» Do this
Revise the records from the line with "Extract 65 of" to the line with "point [222,404,234,416]", changing "point" to "marker" and leaving everything else as it is. Leave the pictures out of your answer.

» Material supplied
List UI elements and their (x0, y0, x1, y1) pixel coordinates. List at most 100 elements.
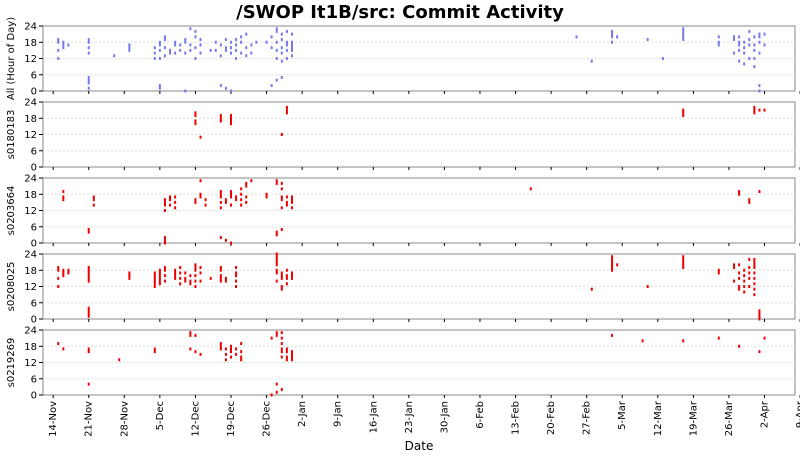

==

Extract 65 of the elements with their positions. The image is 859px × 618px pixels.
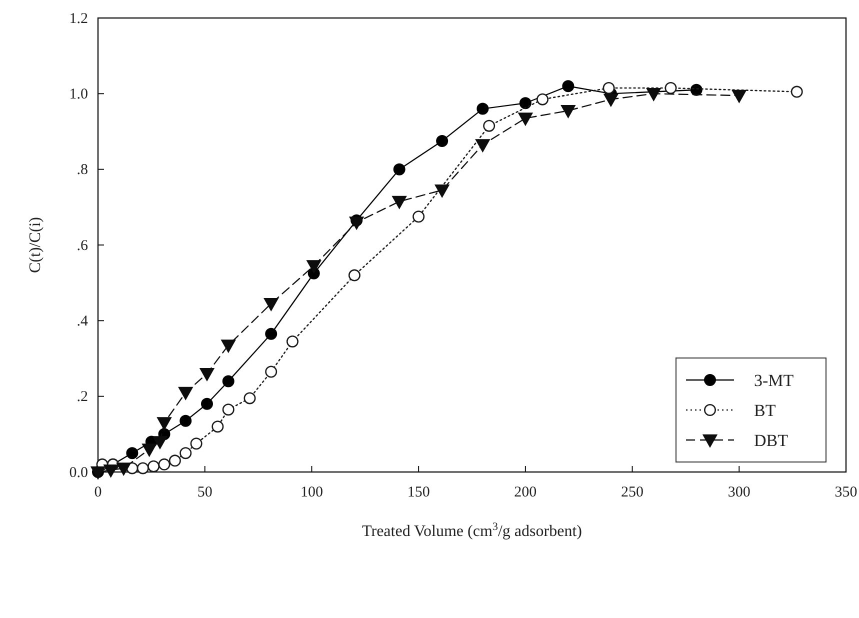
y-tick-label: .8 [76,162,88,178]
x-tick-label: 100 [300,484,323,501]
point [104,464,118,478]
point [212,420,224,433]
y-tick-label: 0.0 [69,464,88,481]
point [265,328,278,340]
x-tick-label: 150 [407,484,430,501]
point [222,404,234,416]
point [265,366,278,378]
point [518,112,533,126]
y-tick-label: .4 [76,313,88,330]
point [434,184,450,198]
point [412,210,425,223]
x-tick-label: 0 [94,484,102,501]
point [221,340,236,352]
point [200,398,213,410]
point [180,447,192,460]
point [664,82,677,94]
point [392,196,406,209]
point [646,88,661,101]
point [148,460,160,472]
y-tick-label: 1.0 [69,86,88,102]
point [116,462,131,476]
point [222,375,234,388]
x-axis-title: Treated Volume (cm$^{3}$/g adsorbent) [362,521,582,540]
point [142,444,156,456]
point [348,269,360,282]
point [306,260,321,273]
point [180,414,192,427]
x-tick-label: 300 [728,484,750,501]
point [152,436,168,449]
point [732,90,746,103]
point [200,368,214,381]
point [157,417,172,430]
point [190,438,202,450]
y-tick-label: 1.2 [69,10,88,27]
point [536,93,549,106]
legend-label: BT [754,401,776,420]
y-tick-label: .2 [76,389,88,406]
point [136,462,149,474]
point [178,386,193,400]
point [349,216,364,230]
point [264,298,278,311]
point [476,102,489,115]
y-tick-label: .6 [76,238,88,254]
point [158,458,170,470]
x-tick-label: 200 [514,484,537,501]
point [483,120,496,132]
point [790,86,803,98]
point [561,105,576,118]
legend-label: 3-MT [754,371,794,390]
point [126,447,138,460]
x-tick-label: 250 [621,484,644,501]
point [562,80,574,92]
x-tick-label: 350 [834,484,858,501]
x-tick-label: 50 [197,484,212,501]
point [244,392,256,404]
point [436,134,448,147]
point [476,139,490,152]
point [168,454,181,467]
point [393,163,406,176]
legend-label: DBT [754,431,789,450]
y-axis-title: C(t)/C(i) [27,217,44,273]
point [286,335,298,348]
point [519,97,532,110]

» Exercise output
Extract 65 of the elements with their positions. The image is 859px × 618px pixels.
y-tick-label: .8 [76,162,88,178]
x-tick-label: 100 [300,484,323,501]
marker [104,464,118,478]
marker [212,420,224,433]
y-tick-label: 0.0 [69,464,88,481]
marker [265,328,278,340]
x-tick-label: 150 [407,484,430,501]
marker [222,404,234,416]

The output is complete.